● **Written task**: Across all the lines below, how many contain the string "同意的请举手"? Please reply with the number only.

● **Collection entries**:
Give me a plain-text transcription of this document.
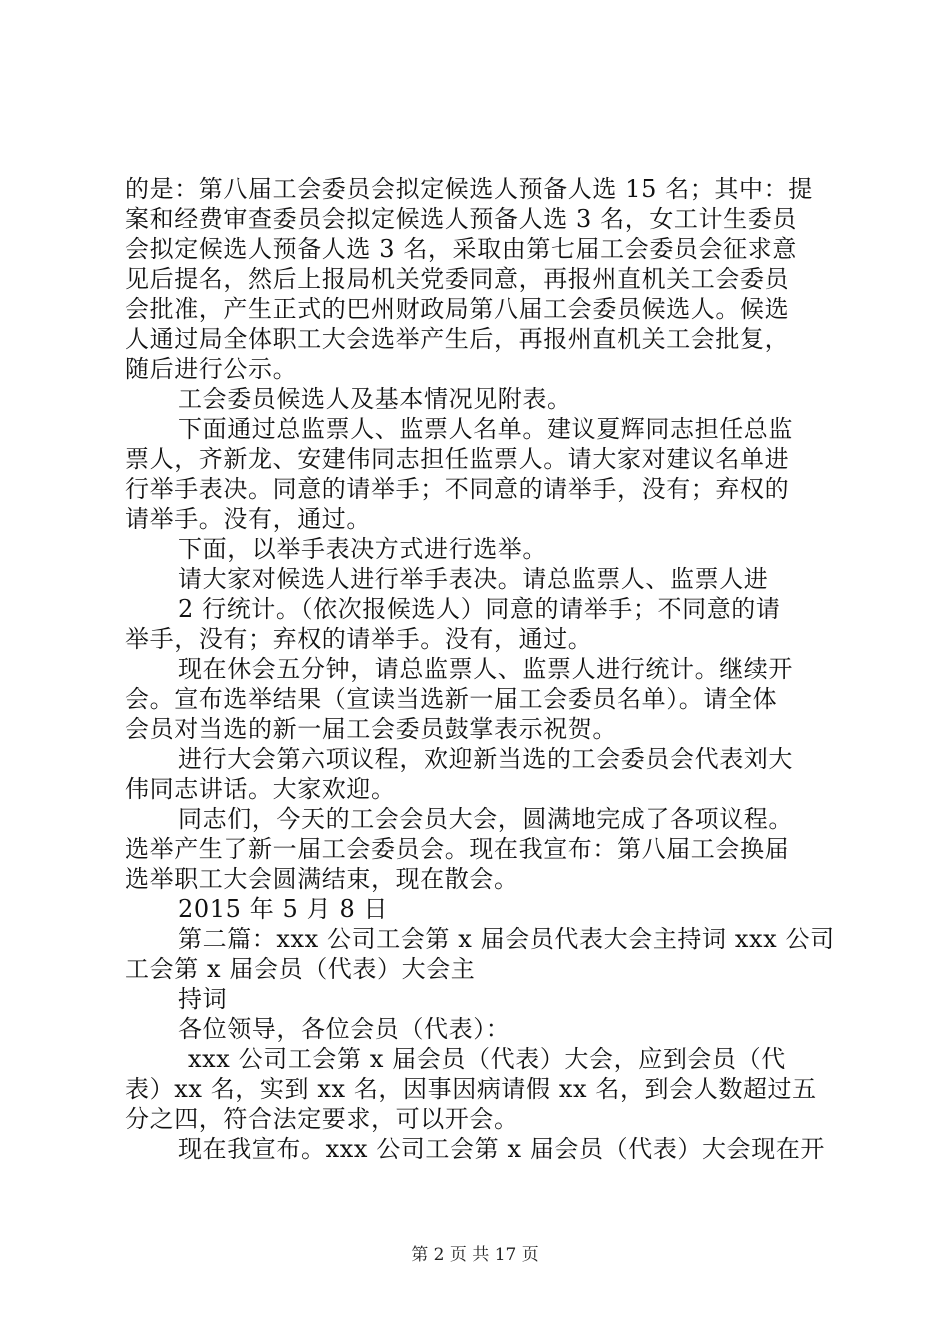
的是：第八届工会委员会拟定候选人预备人选 15 名；其中：提
案和经费审查委员会拟定候选人预备人选 3 名，女工计生委员
会拟定候选人预备人选 3 名，采取由第七届工会委员会征求意
见后提名，然后上报局机关党委同意，再报州直机关工会委员
会批准，产生正式的巴州财政局第八届工会委员候选人。候选
人通过局全体职工大会选举产生后，再报州直机关工会批复，
随后进行公示。
工会委员候选人及基本情况见附表。
下面通过总监票人、监票人名单。建议夏辉同志担任总监
票人，齐新龙、安建伟同志担任监票人。请大家对建议名单进
行举手表决。同意的请举手；不同意的请举手，没有；弃权的
请举手。没有，通过。
下面，以举手表决方式进行选举。
请大家对候选人进行举手表决。请总监票人、监票人进
2 行统计。（依次报候选人）同意的请举手；不同意的请
举手，没有；弃权的请举手。没有，通过。
现在休会五分钟，请总监票人、监票人进行统计。继续开
会。宣布选举结果（宣读当选新一届工会委员名单）。请全体
会员对当选的新一届工会委员鼓掌表示祝贺。
进行大会第六项议程，欢迎新当选的工会委员会代表刘大
伟同志讲话。大家欢迎。
同志们，今天的工会会员大会，圆满地完成了各项议程。
选举产生了新一届工会委员会。现在我宣布：第八届工会换届
选举职工大会圆满结束，现在散会。
2015 年 5 月 8 日
第二篇：xxx 公司工会第 x 届会员代表大会主持词 xxx 公司
工会第 x 届会员（代表）大会主
持词
各位领导，各位会员（代表）：
xxx 公司工会第 x 届会员（代表）大会，应到会员（代
表）xx 名，实到 xx 名，因事因病请假 xx 名，到会人数超过五
分之四，符合法定要求，可以开会。
现在我宣布。xxx 公司工会第 x 届会员（代表）大会现在开
第 2 页 共 17 页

● **Solution for this exercise**: 2